■ INSTRUCTION
Copy out the complete listing, word for word.

■ MATERIAL SUPPLIED
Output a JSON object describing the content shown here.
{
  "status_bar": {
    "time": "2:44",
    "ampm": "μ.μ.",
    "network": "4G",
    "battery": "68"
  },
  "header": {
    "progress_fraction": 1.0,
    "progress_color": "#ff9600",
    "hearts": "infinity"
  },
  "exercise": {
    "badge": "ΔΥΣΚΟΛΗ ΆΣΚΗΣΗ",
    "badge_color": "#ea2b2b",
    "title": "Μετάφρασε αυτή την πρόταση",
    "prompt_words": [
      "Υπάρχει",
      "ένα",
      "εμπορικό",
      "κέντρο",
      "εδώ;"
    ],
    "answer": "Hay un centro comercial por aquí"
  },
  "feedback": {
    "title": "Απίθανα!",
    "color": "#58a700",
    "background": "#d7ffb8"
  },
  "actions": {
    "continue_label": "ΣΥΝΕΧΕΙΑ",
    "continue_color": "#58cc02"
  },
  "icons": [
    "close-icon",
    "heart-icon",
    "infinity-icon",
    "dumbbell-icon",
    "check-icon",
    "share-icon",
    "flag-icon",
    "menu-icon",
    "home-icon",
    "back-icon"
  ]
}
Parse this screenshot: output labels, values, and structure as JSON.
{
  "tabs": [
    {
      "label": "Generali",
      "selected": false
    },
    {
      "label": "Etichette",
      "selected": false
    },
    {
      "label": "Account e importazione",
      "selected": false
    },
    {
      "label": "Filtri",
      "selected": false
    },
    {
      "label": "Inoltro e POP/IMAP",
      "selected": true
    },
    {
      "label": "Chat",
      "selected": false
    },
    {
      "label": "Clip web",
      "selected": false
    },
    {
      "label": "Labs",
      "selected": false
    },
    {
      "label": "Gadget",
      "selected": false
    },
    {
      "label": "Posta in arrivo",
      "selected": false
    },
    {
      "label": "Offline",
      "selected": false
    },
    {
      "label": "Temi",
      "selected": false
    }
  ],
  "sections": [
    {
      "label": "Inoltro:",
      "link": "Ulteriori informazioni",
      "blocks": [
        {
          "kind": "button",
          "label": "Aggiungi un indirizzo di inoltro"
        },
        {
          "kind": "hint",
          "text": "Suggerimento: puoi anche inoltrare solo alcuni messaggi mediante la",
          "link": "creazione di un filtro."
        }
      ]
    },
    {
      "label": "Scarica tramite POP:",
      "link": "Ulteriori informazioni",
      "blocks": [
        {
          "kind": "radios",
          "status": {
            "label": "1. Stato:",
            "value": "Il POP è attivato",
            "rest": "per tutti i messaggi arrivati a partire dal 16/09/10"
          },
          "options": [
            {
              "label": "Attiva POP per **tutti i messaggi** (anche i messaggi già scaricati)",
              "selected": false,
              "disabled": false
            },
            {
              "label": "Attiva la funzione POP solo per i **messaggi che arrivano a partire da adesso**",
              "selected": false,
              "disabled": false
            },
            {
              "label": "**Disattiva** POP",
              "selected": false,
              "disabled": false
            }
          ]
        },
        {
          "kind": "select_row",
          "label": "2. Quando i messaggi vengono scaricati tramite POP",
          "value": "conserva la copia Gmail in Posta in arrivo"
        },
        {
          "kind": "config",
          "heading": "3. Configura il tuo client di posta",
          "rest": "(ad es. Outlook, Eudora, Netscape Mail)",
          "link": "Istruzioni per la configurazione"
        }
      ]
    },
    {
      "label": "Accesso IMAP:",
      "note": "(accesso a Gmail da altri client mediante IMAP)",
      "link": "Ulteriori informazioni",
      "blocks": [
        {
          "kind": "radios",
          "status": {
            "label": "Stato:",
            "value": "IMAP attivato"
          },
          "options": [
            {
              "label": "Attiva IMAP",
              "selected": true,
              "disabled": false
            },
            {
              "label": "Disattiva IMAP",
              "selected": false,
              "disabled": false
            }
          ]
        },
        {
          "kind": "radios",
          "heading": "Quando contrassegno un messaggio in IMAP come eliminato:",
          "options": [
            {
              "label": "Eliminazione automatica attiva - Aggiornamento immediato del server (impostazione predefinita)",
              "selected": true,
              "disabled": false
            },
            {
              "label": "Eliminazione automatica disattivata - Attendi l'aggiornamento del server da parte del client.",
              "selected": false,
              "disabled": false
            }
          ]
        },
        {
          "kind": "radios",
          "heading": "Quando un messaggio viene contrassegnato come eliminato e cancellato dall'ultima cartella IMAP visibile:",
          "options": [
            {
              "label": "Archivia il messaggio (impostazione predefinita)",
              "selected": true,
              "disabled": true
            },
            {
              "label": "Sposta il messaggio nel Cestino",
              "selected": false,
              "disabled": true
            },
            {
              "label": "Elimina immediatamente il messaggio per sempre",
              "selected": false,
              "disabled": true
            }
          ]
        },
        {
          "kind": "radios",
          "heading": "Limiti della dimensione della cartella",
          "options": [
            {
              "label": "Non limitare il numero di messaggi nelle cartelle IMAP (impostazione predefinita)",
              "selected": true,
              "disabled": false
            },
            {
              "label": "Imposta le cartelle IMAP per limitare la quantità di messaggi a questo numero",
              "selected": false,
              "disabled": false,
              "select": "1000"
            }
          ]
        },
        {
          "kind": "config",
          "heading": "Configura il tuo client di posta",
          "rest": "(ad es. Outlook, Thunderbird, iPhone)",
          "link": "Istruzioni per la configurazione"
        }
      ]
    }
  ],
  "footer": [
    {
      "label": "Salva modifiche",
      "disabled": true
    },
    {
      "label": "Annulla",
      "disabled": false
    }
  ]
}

■ RESPONSE TO THIS EXERCISE
Output a JSON object describing the content shown here.
{
  "status_bar": {
    "time": "2:44",
    "ampm": "μ.μ.",
    "network": "4G",
    "battery": "68"
  },
  "header": {
    "progress_fraction": 1.0,
    "progress_color": "#ff9600",
    "hearts": "infinity"
  },
  "exercise": {
    "badge": "ΔΥΣΚΟΛΗ ΆΣΚΗΣΗ",
    "badge_color": "#ea2b2b",
    "title": "Μετάφρασε αυτή την πρόταση",
    "prompt_words": [
      "Υπάρχει",
      "ένα",
      "εμπορικό",
      "κέντρο",
      "εδώ;"
    ],
    "answer": "Hay un centro comercial por aquí"
  },
  "feedback": {
    "title": "Απίθανα!",
    "color": "#58a700",
    "background": "#d7ffb8"
  },
  "actions": {
    "continue_label": "ΣΥΝΕΧΕΙΑ",
    "continue_color": "#58cc02"
  },
  "icons": [
    "close-icon",
    "heart-icon",
    "infinity-icon",
    "dumbbell-icon",
    "check-icon",
    "share-icon",
    "flag-icon",
    "menu-icon",
    "home-icon",
    "back-icon"
  ]
}
Parse this screenshot: output labels, values, and structure as JSON.
{
  "tabs": [
    {
      "label": "Generali",
      "selected": false
    },
    {
      "label": "Etichette",
      "selected": false
    },
    {
      "label": "Account e importazione",
      "selected": false
    },
    {
      "label": "Filtri",
      "selected": false
    },
    {
      "label": "Inoltro e POP/IMAP",
      "selected": true
    },
    {
      "label": "Chat",
      "selected": false
    },
    {
      "label": "Clip web",
      "selected": false
    },
    {
      "label": "Labs",
      "selected": false
    },
    {
      "label": "Gadget",
      "selected": false
    },
    {
      "label": "Posta in arrivo",
      "selected": false
    },
    {
      "label": "Offline",
      "selected": false
    },
    {
      "label": "Temi",
      "selected": false
    }
  ],
  "sections": [
    {
      "label": "Inoltro:",
      "link": "Ulteriori informazioni",
      "blocks": [
        {
          "kind": "button",
          "label": "Aggiungi un indirizzo di inoltro"
        },
        {
          "kind": "hint",
          "text": "Suggerimento: puoi anche inoltrare solo alcuni messaggi mediante la",
          "link": "creazione di un filtro."
        }
      ]
    },
    {
      "label": "Scarica tramite POP:",
      "link": "Ulteriori informazioni",
      "blocks": [
        {
          "kind": "radios",
          "status": {
            "label": "1. Stato:",
            "value": "Il POP è attivato",
            "rest": "per tutti i messaggi arrivati a partire dal 16/09/10"
          },
          "options": [
            {
              "label": "Attiva POP per **tutti i messaggi** (anche i messaggi già scaricati)",
              "selected": false,
              "disabled": false
            },
            {
              "label": "Attiva la funzione POP solo per i **messaggi che arrivano a partire da adesso**",
              "selected": false,
              "disabled": false
            },
            {
              "label": "**Disattiva** POP",
              "selected": false,
              "disabled": false
            }
          ]
        },
        {
          "kind": "select_row",
          "label": "2. Quando i messaggi vengono scaricati tramite POP",
          "value": "conserva la copia Gmail in Posta in arrivo"
        },
        {
          "kind": "config",
          "heading": "3. Configura il tuo client di posta",
          "rest": "(ad es. Outlook, Eudora, Netscape Mail)",
          "link": "Istruzioni per la configurazione"
        }
      ]
    },
    {
      "label": "Accesso IMAP:",
      "note": "(accesso a Gmail da altri client mediante IMAP)",
      "link": "Ulteriori informazioni",
      "blocks": [
        {
          "kind": "radios",
          "status": {
            "label": "Stato:",
            "value": "IMAP attivato"
          },
          "options": [
            {
              "label": "Attiva IMAP",
              "selected": true,
              "disabled": false
            },
            {
              "label": "Disattiva IMAP",
              "selected": false,
              "disabled": false
            }
          ]
        },
        {
          "kind": "radios",
          "heading": "Quando contrassegno un messaggio in IMAP come eliminato:",
          "options": [
            {
              "label": "Eliminazione automatica attiva - Aggiornamento immediato del server (impostazione predefinita)",
              "selected": true,
              "disabled": false
            },
            {
              "label": "Eliminazione automatica disattivata - Attendi l'aggiornamento del server da parte del client.",
              "selected": false,
              "disabled": false
            }
          ]
        },
        {
          "kind": "radios",
          "heading": "Quando un messaggio viene contrassegnato come eliminato e cancellato dall'ultima cartella IMAP visibile:",
          "options": [
            {
              "label": "Archivia il messaggio (impostazione predefinita)",
              "selected": true,
              "disabled": true
            },
            {
              "label": "Sposta il messaggio nel Cestino",
              "selected": false,
              "disabled": true
            },
            {
              "label": "Elimina immediatamente il messaggio per sempre",
              "selected": false,
              "disabled": true
            }
          ]
        },
        {
          "kind": "radios",
          "heading": "Limiti della dimensione della cartella",
          "options": [
            {
              "label": "Non limitare il numero di messaggi nelle cartelle IMAP (impostazione predefinita)",
              "selected": true,
              "disabled": false
            },
            {
              "label": "Imposta le cartelle IMAP per limitare la quantità di messaggi a questo numero",
              "selected": false,
              "disabled": false,
              "select": "1000"
            }
          ]
        },
        {
          "kind": "config",
          "heading": "Configura il tuo client di posta",
          "rest": "(ad es. Outlook, Thunderbird, iPhone)",
          "link": "Istruzioni per la configurazione"
        }
      ]
    }
  ],
  "footer": [
    {
      "label": "Salva modifiche",
      "disabled": true
    },
    {
      "label": "Annulla",
      "disabled": false
    }
  ]
}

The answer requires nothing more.